Start Records for this task
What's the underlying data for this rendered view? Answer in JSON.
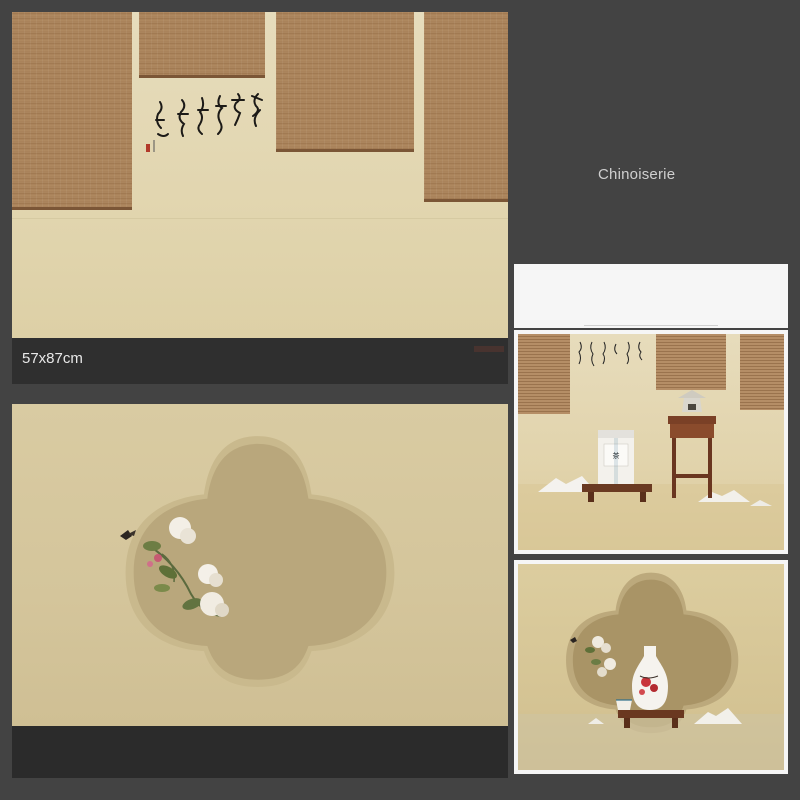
{
  "label": "Chinoiserie",
  "size_caption": "57x87cm",
  "panels": [
    {
      "name": "bamboo-blinds-backdrop"
    },
    {
      "name": "quatrefoil-window-backdrop"
    },
    {
      "name": "blank-preview"
    },
    {
      "name": "tea-tin-styled-scene"
    },
    {
      "name": "porcelain-bottle-styled-scene"
    }
  ],
  "colors": {
    "page_background": "#434343",
    "backdrop_cream": "#e2d6b0",
    "backdrop_khaki": "#d4c59b",
    "bamboo": "#a47c54",
    "rosewood": "#7a3e22"
  }
}
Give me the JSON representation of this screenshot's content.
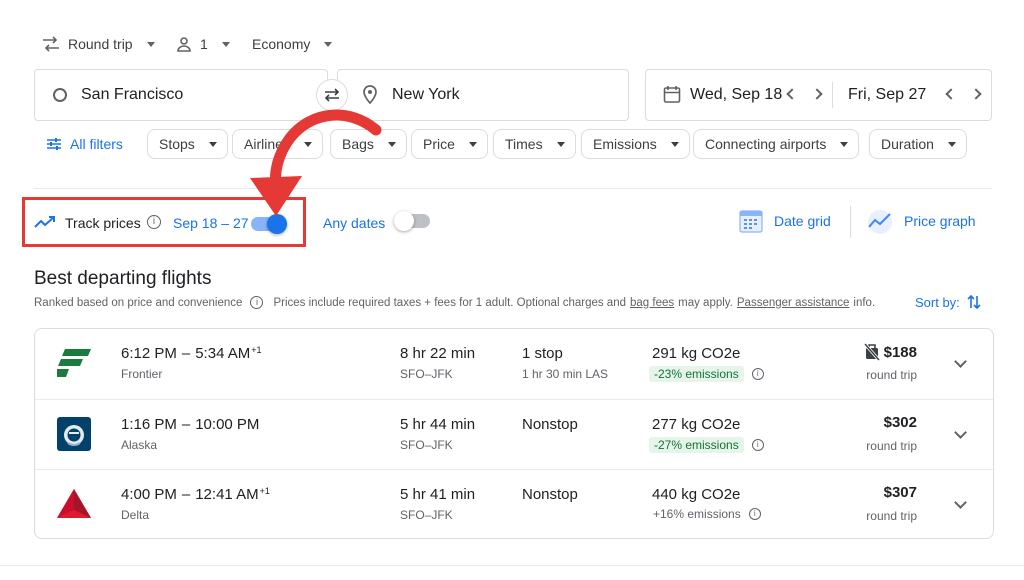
{
  "trip": {
    "type": "Round trip",
    "passengers": "1",
    "cabin": "Economy"
  },
  "search": {
    "origin": "San Francisco",
    "destination": "New York",
    "depart": "Wed, Sep 18",
    "return": "Fri, Sep 27"
  },
  "filters": {
    "all_filters": "All filters",
    "chips": [
      "Stops",
      "Airlines",
      "Bags",
      "Price",
      "Times",
      "Emissions",
      "Connecting airports",
      "Duration"
    ]
  },
  "tracking": {
    "label": "Track prices",
    "dates": "Sep 18 – 27",
    "enabled": true,
    "any_dates": "Any dates",
    "any_dates_enabled": false
  },
  "views": {
    "date_grid": "Date grid",
    "price_graph": "Price graph"
  },
  "results": {
    "title": "Best departing flights",
    "ranked_note": "Ranked based on price and convenience",
    "price_note_prefix": "Prices include required taxes + fees for 1 adult. Optional charges and",
    "bag_fees": "bag fees",
    "may_apply": "may apply.",
    "passenger_assistance": "Passenger assistance",
    "info": "info.",
    "sort_by": "Sort by:"
  },
  "flights": [
    {
      "depart": "6:12 PM",
      "arrive": "5:34 AM",
      "plus_day": "+1",
      "airline": "Frontier",
      "duration": "8 hr 22 min",
      "route": "SFO–JFK",
      "stops": "1 stop",
      "layover": "1 hr 30 min LAS",
      "co2": "291 kg CO2e",
      "emissions": "-23% emissions",
      "emissions_good": true,
      "price": "$188",
      "price_type": "round trip",
      "icon": "no-carry-on-bag-icon"
    },
    {
      "depart": "1:16 PM",
      "arrive": "10:00 PM",
      "plus_day": "",
      "airline": "Alaska",
      "duration": "5 hr 44 min",
      "route": "SFO–JFK",
      "stops": "Nonstop",
      "layover": "",
      "co2": "277 kg CO2e",
      "emissions": "-27% emissions",
      "emissions_good": true,
      "price": "$302",
      "price_type": "round trip"
    },
    {
      "depart": "4:00 PM",
      "arrive": "12:41 AM",
      "plus_day": "+1",
      "airline": "Delta",
      "duration": "5 hr 41 min",
      "route": "SFO–JFK",
      "stops": "Nonstop",
      "layover": "",
      "co2": "440 kg CO2e",
      "emissions": "+16% emissions",
      "emissions_good": false,
      "price": "$307",
      "price_type": "round trip"
    }
  ],
  "colors": {
    "accent": "#1a73e8",
    "highlight": "#e53935",
    "green_badge": "#e6f4ea",
    "green_text": "#137333"
  }
}
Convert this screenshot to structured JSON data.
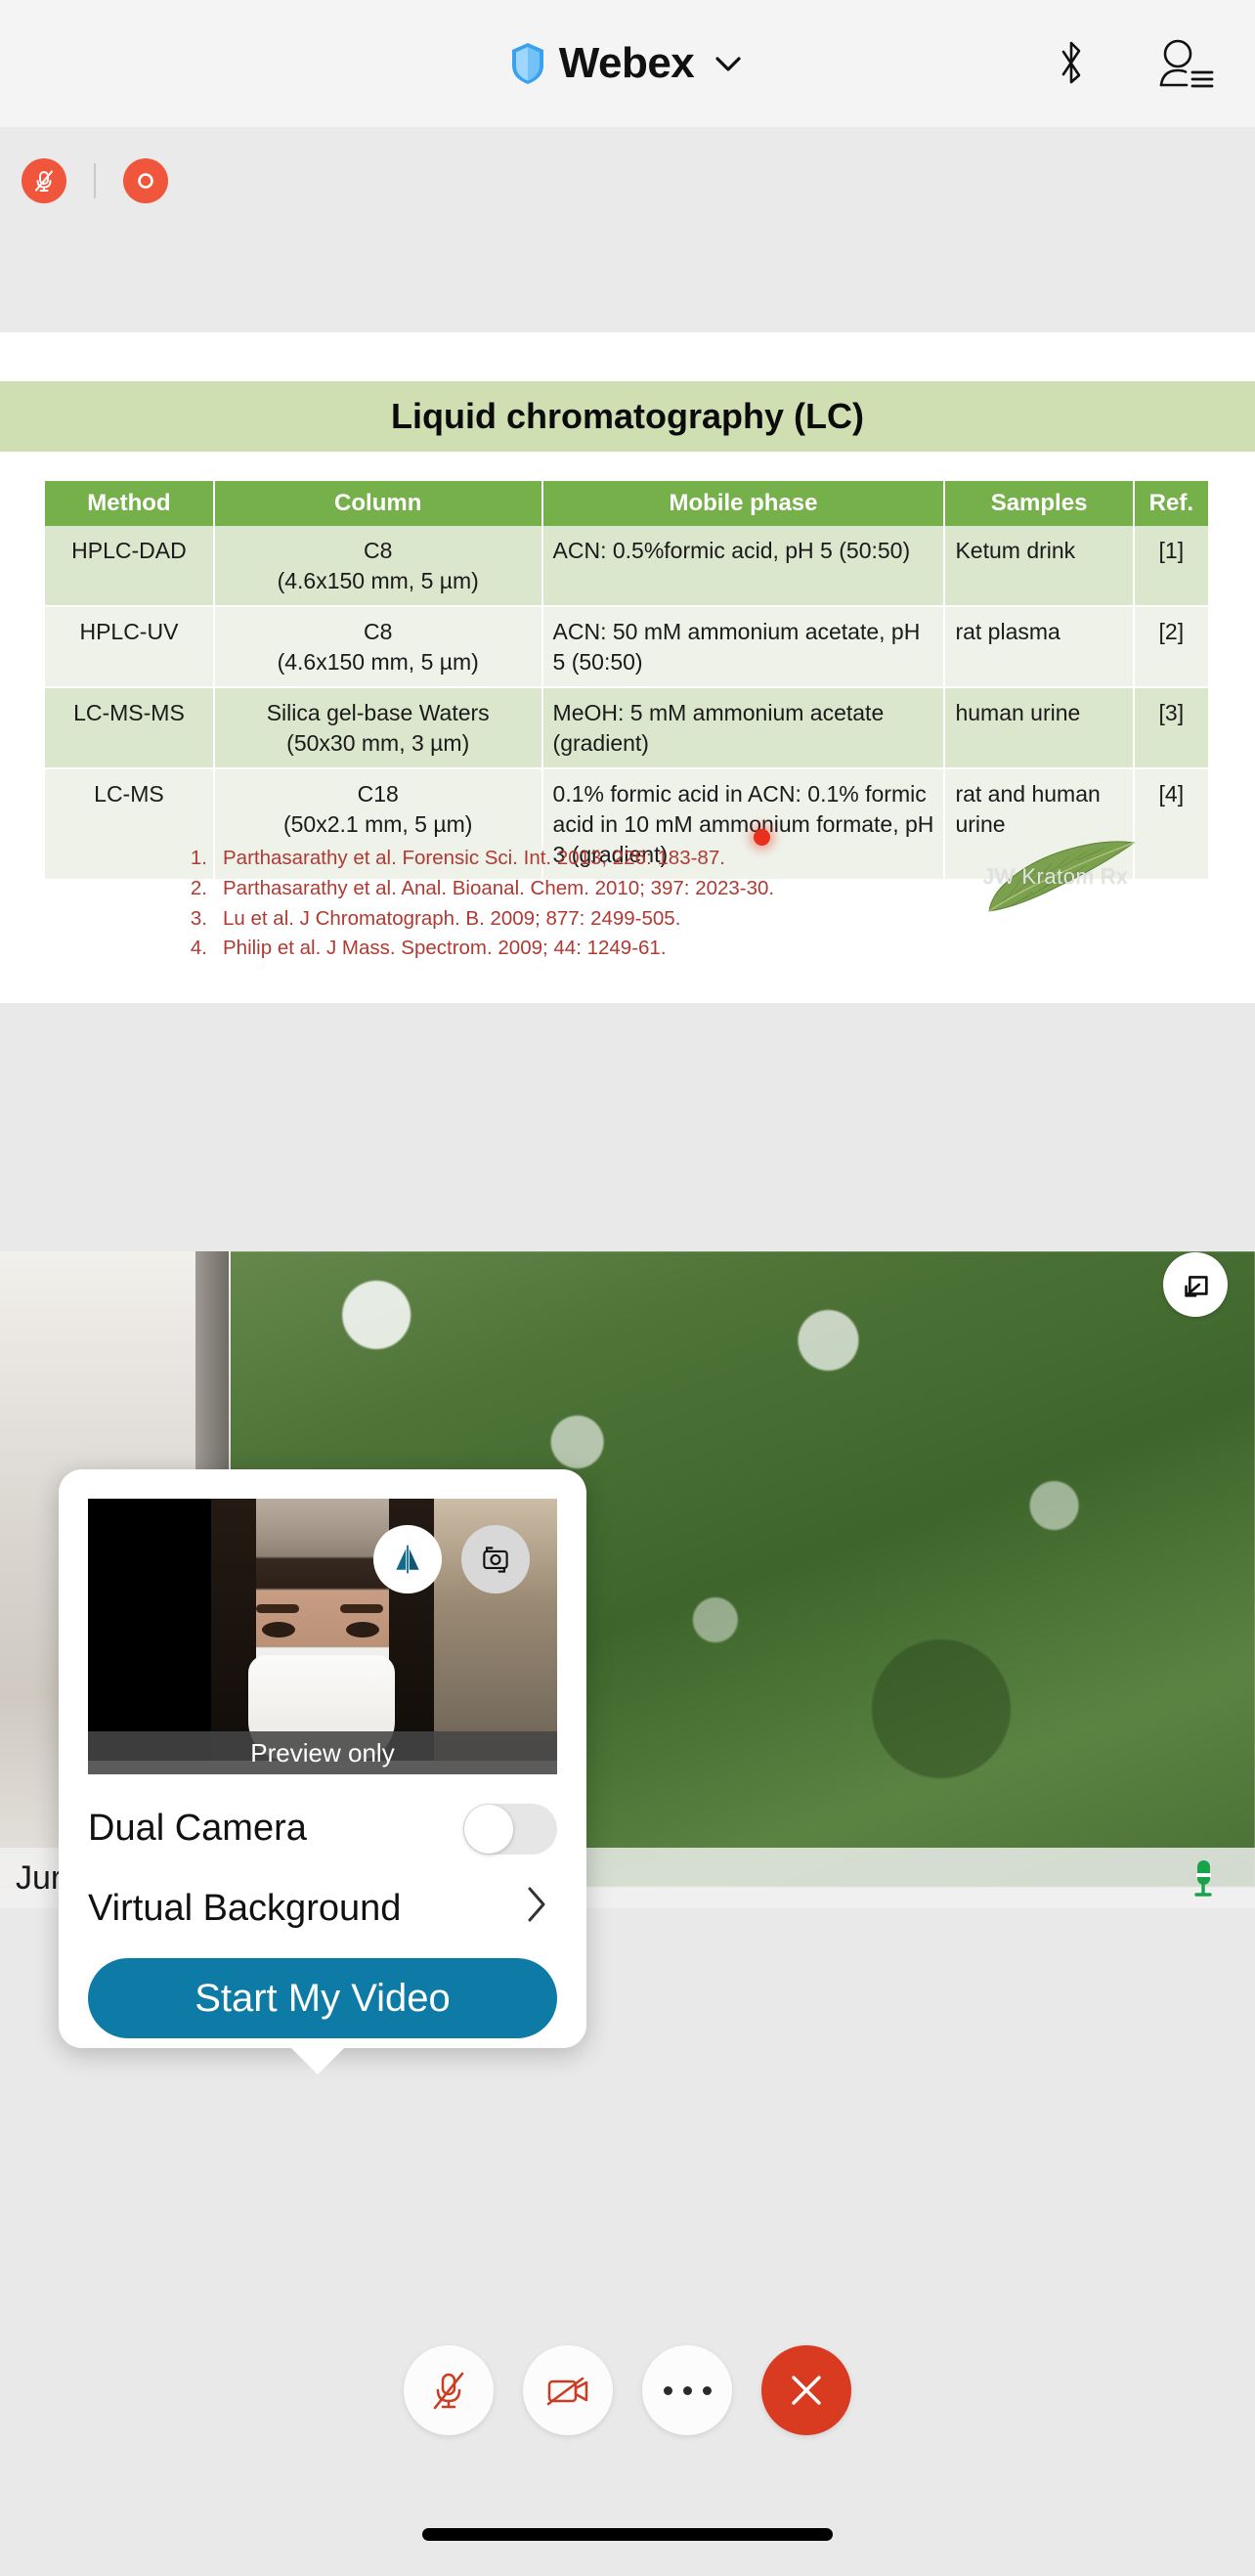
{
  "topbar": {
    "app_title": "Webex",
    "shield_icon": "shield-icon",
    "chevron_icon": "chevron-down-icon",
    "bluetooth_icon": "bluetooth-icon",
    "participants_icon": "participants-icon"
  },
  "status_badges": [
    {
      "name": "mic-muted-badge",
      "icon": "microphone-muted-icon",
      "color": "#f0563c"
    },
    {
      "name": "recording-badge",
      "icon": "record-circle-icon",
      "color": "#f0563c"
    }
  ],
  "slide": {
    "title": "Liquid chromatography (LC)",
    "title_bg": "#cfdfb2",
    "header_bg": "#76b04a",
    "table": {
      "columns": [
        "Method",
        "Column",
        "Mobile phase",
        "Samples",
        "Ref."
      ],
      "rows": [
        {
          "method": "HPLC-DAD",
          "column": "C8\n(4.6x150 mm, 5 µm)",
          "mobile_phase": "ACN: 0.5%formic acid, pH 5 (50:50)",
          "samples": "Ketum drink",
          "ref": "[1]"
        },
        {
          "method": "HPLC-UV",
          "column": "C8\n(4.6x150 mm, 5 µm)",
          "mobile_phase": "ACN: 50 mM ammonium acetate, pH 5 (50:50)",
          "samples": "rat plasma",
          "ref": "[2]"
        },
        {
          "method": "LC-MS-MS",
          "column": "Silica gel-base Waters\n(50x30 mm, 3 µm)",
          "mobile_phase": "MeOH: 5 mM ammonium acetate (gradient)",
          "samples": "human urine",
          "ref": "[3]"
        },
        {
          "method": "LC-MS",
          "column": "C18\n(50x2.1 mm, 5 µm)",
          "mobile_phase": "0.1% formic acid in ACN: 0.1% formic acid in 10 mM ammonium formate, pH 3 (gradient)",
          "samples": "rat and human urine",
          "ref": "[4]"
        }
      ]
    },
    "references": [
      {
        "num": "1.",
        "text": "Parthasarathy et al. Forensic Sci. Int. 2013; 226: 183-87."
      },
      {
        "num": "2.",
        "text": "Parthasarathy et al. Anal. Bioanal. Chem. 2010; 397: 2023-30."
      },
      {
        "num": "3.",
        "text": "Lu et al. J Chromatograph. B. 2009; 877: 2499-505."
      },
      {
        "num": "4.",
        "text": "Philip et al. J Mass. Spectrom. 2009; 44: 1249-61."
      }
    ],
    "reference_color": "#b03a33",
    "logo_watermark": "JW Kratom Rx",
    "laser_pointer_color": "#e8301c"
  },
  "stage": {
    "participant_name": "Jura",
    "expand_icon": "collapse-arrow-icon",
    "mic_active_icon": "microphone-active-icon",
    "mic_active_color": "#17a34a"
  },
  "popup": {
    "preview_label": "Preview only",
    "flip_icon": "flip-camera-horizontal-icon",
    "switch_icon": "switch-camera-icon",
    "options": [
      {
        "name": "dual-camera",
        "label": "Dual Camera",
        "control": "toggle",
        "value": "off"
      },
      {
        "name": "virtual-background",
        "label": "Virtual Background",
        "control": "chevron"
      }
    ],
    "primary_button": {
      "label": "Start My Video",
      "color": "#0d7ba5"
    }
  },
  "controlbar": {
    "buttons": [
      {
        "name": "mic-button",
        "icon": "microphone-muted-icon",
        "state": "muted",
        "color": "#cc3c21"
      },
      {
        "name": "video-button",
        "icon": "video-off-icon",
        "state": "off",
        "color": "#cc3c21"
      },
      {
        "name": "more-button",
        "icon": "more-options-icon"
      },
      {
        "name": "leave-button",
        "icon": "close-x-icon",
        "color": "#d93b21"
      }
    ]
  }
}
End Records for this task
## Directions
Pictures in the records should not appear in your copy, but everything else must be transcribed exactly.

## The output
What's the underlying data for this rendered view? Answer in JSON.
{
  "label": "Chinoiserie",
  "size_caption": "57x87cm",
  "panels": [
    {
      "name": "bamboo-blinds-backdrop"
    },
    {
      "name": "quatrefoil-window-backdrop"
    },
    {
      "name": "blank-preview"
    },
    {
      "name": "tea-tin-styled-scene"
    },
    {
      "name": "porcelain-bottle-styled-scene"
    }
  ],
  "colors": {
    "page_background": "#434343",
    "backdrop_cream": "#e2d6b0",
    "backdrop_khaki": "#d4c59b",
    "bamboo": "#a47c54",
    "rosewood": "#7a3e22"
  }
}
Give me the JSON representation of this screenshot's content.
{
  "trip": {
    "type": "Round trip",
    "passengers": "1",
    "cabin": "Economy"
  },
  "search": {
    "origin": "San Francisco",
    "destination": "New York",
    "depart": "Wed, Sep 18",
    "return": "Fri, Sep 27"
  },
  "filters": {
    "all_filters": "All filters",
    "chips": [
      "Stops",
      "Airlines",
      "Bags",
      "Price",
      "Times",
      "Emissions",
      "Connecting airports",
      "Duration"
    ]
  },
  "tracking": {
    "label": "Track prices",
    "dates": "Sep 18 – 27",
    "enabled": true,
    "any_dates": "Any dates",
    "any_dates_enabled": false
  },
  "views": {
    "date_grid": "Date grid",
    "price_graph": "Price graph"
  },
  "results": {
    "title": "Best departing flights",
    "ranked_note": "Ranked based on price and convenience",
    "price_note_prefix": "Prices include required taxes + fees for 1 adult. Optional charges and",
    "bag_fees": "bag fees",
    "may_apply": "may apply.",
    "passenger_assistance": "Passenger assistance",
    "info": "info.",
    "sort_by": "Sort by:"
  },
  "flights": [
    {
      "depart": "6:12 PM",
      "arrive": "5:34 AM",
      "plus_day": "+1",
      "airline": "Frontier",
      "duration": "8 hr 22 min",
      "route": "SFO–JFK",
      "stops": "1 stop",
      "layover": "1 hr 30 min LAS",
      "co2": "291 kg CO2e",
      "emissions": "-23% emissions",
      "emissions_good": true,
      "price": "$188",
      "price_type": "round trip",
      "icon": "no-carry-on-bag-icon"
    },
    {
      "depart": "1:16 PM",
      "arrive": "10:00 PM",
      "plus_day": "",
      "airline": "Alaska",
      "duration": "5 hr 44 min",
      "route": "SFO–JFK",
      "stops": "Nonstop",
      "layover": "",
      "co2": "277 kg CO2e",
      "emissions": "-27% emissions",
      "emissions_good": true,
      "price": "$302",
      "price_type": "round trip"
    },
    {
      "depart": "4:00 PM",
      "arrive": "12:41 AM",
      "plus_day": "+1",
      "airline": "Delta",
      "duration": "5 hr 41 min",
      "route": "SFO–JFK",
      "stops": "Nonstop",
      "layover": "",
      "co2": "440 kg CO2e",
      "emissions": "+16% emissions",
      "emissions_good": false,
      "price": "$307",
      "price_type": "round trip"
    }
  ],
  "colors": {
    "accent": "#1a73e8",
    "highlight": "#e53935",
    "green_badge": "#e6f4ea",
    "green_text": "#137333"
  }
}
Convert this screenshot to structured JSON data.
{
  "topbar": {
    "app_title": "Webex",
    "shield_icon": "shield-icon",
    "chevron_icon": "chevron-down-icon",
    "bluetooth_icon": "bluetooth-icon",
    "participants_icon": "participants-icon"
  },
  "status_badges": [
    {
      "name": "mic-muted-badge",
      "icon": "microphone-muted-icon",
      "color": "#f0563c"
    },
    {
      "name": "recording-badge",
      "icon": "record-circle-icon",
      "color": "#f0563c"
    }
  ],
  "slide": {
    "title": "Liquid chromatography (LC)",
    "title_bg": "#cfdfb2",
    "header_bg": "#76b04a",
    "table": {
      "columns": [
        "Method",
        "Column",
        "Mobile phase",
        "Samples",
        "Ref."
      ],
      "rows": [
        {
          "method": "HPLC-DAD",
          "column": "C8\n(4.6x150 mm, 5 µm)",
          "mobile_phase": "ACN: 0.5%formic acid, pH 5 (50:50)",
          "samples": "Ketum drink",
          "ref": "[1]"
        },
        {
          "method": "HPLC-UV",
          "column": "C8\n(4.6x150 mm, 5 µm)",
          "mobile_phase": "ACN: 50 mM ammonium acetate, pH 5 (50:50)",
          "samples": "rat plasma",
          "ref": "[2]"
        },
        {
          "method": "LC-MS-MS",
          "column": "Silica gel-base Waters\n(50x30 mm, 3 µm)",
          "mobile_phase": "MeOH: 5 mM ammonium acetate (gradient)",
          "samples": "human urine",
          "ref": "[3]"
        },
        {
          "method": "LC-MS",
          "column": "C18\n(50x2.1 mm, 5 µm)",
          "mobile_phase": "0.1% formic acid in ACN: 0.1% formic acid in 10 mM ammonium formate, pH 3 (gradient)",
          "samples": "rat and human urine",
          "ref": "[4]"
        }
      ]
    },
    "references": [
      {
        "num": "1.",
        "text": "Parthasarathy et al. Forensic Sci. Int. 2013; 226: 183-87."
      },
      {
        "num": "2.",
        "text": "Parthasarathy et al. Anal. Bioanal. Chem. 2010; 397: 2023-30."
      },
      {
        "num": "3.",
        "text": "Lu et al. J Chromatograph. B. 2009; 877: 2499-505."
      },
      {
        "num": "4.",
        "text": "Philip et al. J Mass. Spectrom. 2009; 44: 1249-61."
      }
    ],
    "reference_color": "#b03a33",
    "logo_watermark": "JW Kratom Rx",
    "laser_pointer_color": "#e8301c"
  },
  "stage": {
    "participant_name": "Jura",
    "expand_icon": "collapse-arrow-icon",
    "mic_active_icon": "microphone-active-icon",
    "mic_active_color": "#17a34a"
  },
  "popup": {
    "preview_label": "Preview only",
    "flip_icon": "flip-camera-horizontal-icon",
    "switch_icon": "switch-camera-icon",
    "options": [
      {
        "name": "dual-camera",
        "label": "Dual Camera",
        "control": "toggle",
        "value": "off"
      },
      {
        "name": "virtual-background",
        "label": "Virtual Background",
        "control": "chevron"
      }
    ],
    "primary_button": {
      "label": "Start My Video",
      "color": "#0d7ba5"
    }
  },
  "controlbar": {
    "buttons": [
      {
        "name": "mic-button",
        "icon": "microphone-muted-icon",
        "state": "muted",
        "color": "#cc3c21"
      },
      {
        "name": "video-button",
        "icon": "video-off-icon",
        "state": "off",
        "color": "#cc3c21"
      },
      {
        "name": "more-button",
        "icon": "more-options-icon"
      },
      {
        "name": "leave-button",
        "icon": "close-x-icon",
        "color": "#d93b21"
      }
    ]
  }
}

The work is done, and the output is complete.